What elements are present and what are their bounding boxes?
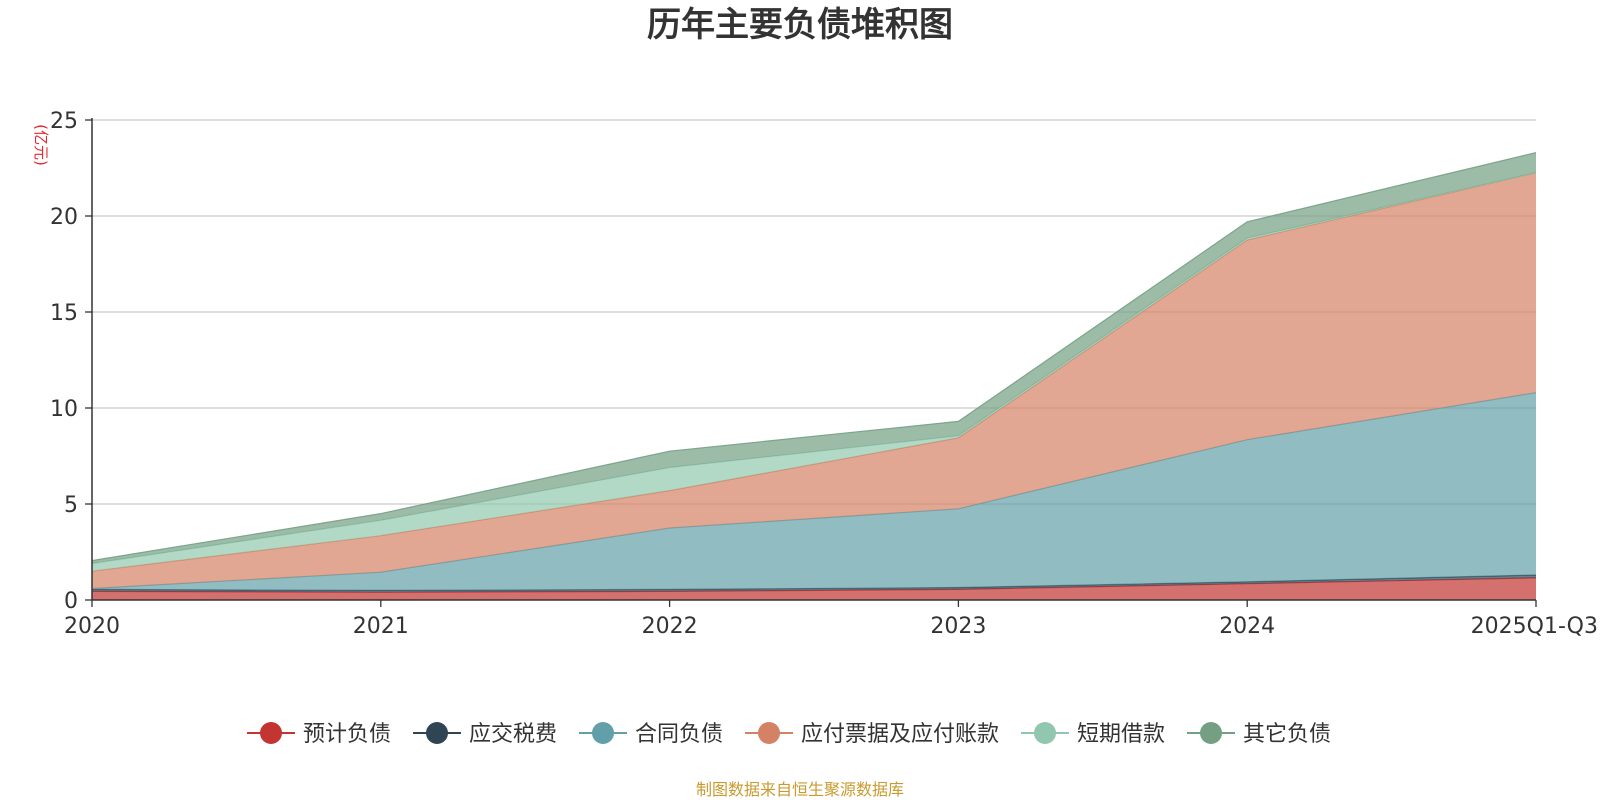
- y-axis-unit-label: (亿元): [32, 124, 50, 166]
- axes: 0 5 10 15 20 25 2020 2021 2022 2023 2024 2025Q1-Q3: [50, 109, 1598, 639]
- x-tick-label-2: 2022: [642, 614, 698, 639]
- legend-item-1: 应交税费: [413, 722, 557, 747]
- series-areas: [91, 152, 1537, 600]
- y-tick-label-5: 25: [50, 109, 78, 134]
- legend-item-4: 短期借款: [1021, 722, 1165, 747]
- x-tick-label-1: 2021: [353, 614, 409, 639]
- legend-marker-4: [1034, 722, 1056, 744]
- area-series-0: [92, 577, 1536, 600]
- legend-label-3: 应付票据及应付账款: [801, 722, 999, 747]
- y-tick-label-2: 10: [50, 397, 78, 422]
- area-series-2: [92, 392, 1536, 591]
- x-tick-label-3: 2023: [930, 614, 986, 639]
- legend-marker-1: [426, 722, 448, 744]
- y-tick-label-3: 15: [50, 301, 78, 326]
- source-note: 制图数据来自恒生聚源数据库: [696, 780, 904, 799]
- legend-label-2: 合同负债: [635, 722, 723, 747]
- x-tick-label-5: 2025Q1-Q3: [1471, 614, 1598, 639]
- area-series-5: [92, 152, 1536, 564]
- x-tick-label-0: 2020: [64, 614, 120, 639]
- legend-item-3: 应付票据及应付账款: [745, 722, 999, 747]
- y-tick-label-4: 20: [50, 205, 78, 230]
- y-tick-label-1: 5: [64, 493, 78, 518]
- legend-marker-3: [758, 722, 780, 744]
- legend: 预计负债 应交税费 合同负债 应付票据及应付账款 短期借款 其它负债: [247, 722, 1331, 747]
- legend-label-1: 应交税费: [469, 722, 557, 747]
- line-series-5: [91, 152, 1537, 562]
- legend-item-5: 其它负债: [1187, 722, 1331, 747]
- legend-label-5: 其它负债: [1243, 722, 1331, 747]
- legend-label-4: 短期借款: [1077, 722, 1165, 747]
- y-tick-label-0: 0: [64, 589, 78, 614]
- x-tick-label-4: 2024: [1219, 614, 1275, 639]
- legend-marker-2: [592, 722, 614, 744]
- legend-item-2: 合同负债: [579, 722, 723, 747]
- area-series-3: [92, 172, 1536, 589]
- legend-marker-0: [260, 722, 282, 744]
- legend-marker-5: [1200, 722, 1222, 744]
- legend-item-0: 预计负债: [247, 722, 391, 747]
- chart-title: 历年主要负债堆积图: [647, 5, 953, 45]
- line-series-2: [91, 392, 1537, 590]
- legend-label-0: 预计负债: [303, 722, 391, 747]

▬▬▬▬▬▬▬▬▬▬

What you need to do:
Please format every line of the records above as a JSON list of strings, one string per line, skipping blank lines and leaving out the pictures.

In response:
[
  "What elements are present and what are their bounding boxes?",
  "- y-axis-unit-label: (亿元): [32, 124, 50, 166]",
  "- axes: 0 5 10 15 20 25 2020 2021 2022 2023 2024 2025Q1-Q3: [50, 109, 1598, 639]",
  "- x-tick-label-2: 2022: [642, 614, 698, 639]",
  "- legend-item-1: 应交税费: [413, 722, 557, 747]",
  "- series-areas: [91, 152, 1537, 600]",
  "- y-tick-label-5: 25: [50, 109, 78, 134]",
  "- legend-item-4: 短期借款: [1021, 722, 1165, 747]",
  "- x-tick-label-1: 2021: [353, 614, 409, 639]",
  "- legend-marker-4: [1034, 722, 1056, 744]",
  "- area-series-0: [92, 577, 1536, 600]",
  "- legend-label-3: 应付票据及应付账款: [801, 722, 999, 747]",
  "- y-tick-label-2: 10: [50, 397, 78, 422]",
  "- area-series-2: [92, 392, 1536, 591]",
  "- x-tick-label-3: 2023: [930, 614, 986, 639]",
  "- legend-marker-1: [426, 722, 448, 744]",
  "- y-tick-label-3: 15: [50, 301, 78, 326]",
  "- source-note: 制图数据来自恒生聚源数据库: [696, 780, 904, 799]",
  "- legend-label-2: 合同负债: [635, 722, 723, 747]",
  "- x-tick-label-5: 2025Q1-Q3: [1471, 614, 1598, 639]",
  "- area-series-5: [92, 152, 1536, 564]",
  "- x-tick-label-0: 2020: [64, 614, 120, 639]",
  "- legend-item-3: 应付票据及应付账款: [745, 722, 999, 747]",
  "- y-tick-label-4: 20: [50, 205, 78, 230]",
  "- y-tick-label-1: 5: [64, 493, 78, 518]",
  "- legend-marker-3: [758, 722, 780, 744]",
  "- legend: 预计负债 应交税费 合同负债 应付票据及应付账款 短期借款 其它负债: [247, 722, 1331, 747]",
  "- legend-label-1: 应交税费: [469, 722, 557, 747]",
  "- line-series-5: [91, 152, 1537, 562]",
  "- legend-item-5: 其它负债: [1187, 722, 1331, 747]",
  "- legend-label-5: 其它负债: [1243, 722, 1331, 747]",
  "- legend-label-4: 短期借款: [1077, 722, 1165, 747]",
  "- y-tick-label-0: 0: [64, 589, 78, 614]",
  "- x-tick-label-4: 2024: [1219, 614, 1275, 639]",
  "- legend-marker-2: [592, 722, 614, 744]",
  "- legend-item-2: 合同负债: [579, 722, 723, 747]",
  "- area-series-3: [92, 172, 1536, 589]",
  "- legend-marker-0: [260, 722, 282, 744]",
  "- legend-marker-5: [1200, 722, 1222, 744]",
  "- legend-item-0: 预计负债: [247, 722, 391, 747]",
  "- chart-title: 历年主要负债堆积图: [647, 5, 953, 45]",
  "- line-series-2: [91, 392, 1537, 590]",
  "- legend-label-0: 预计负债: [303, 722, 391, 747]"
]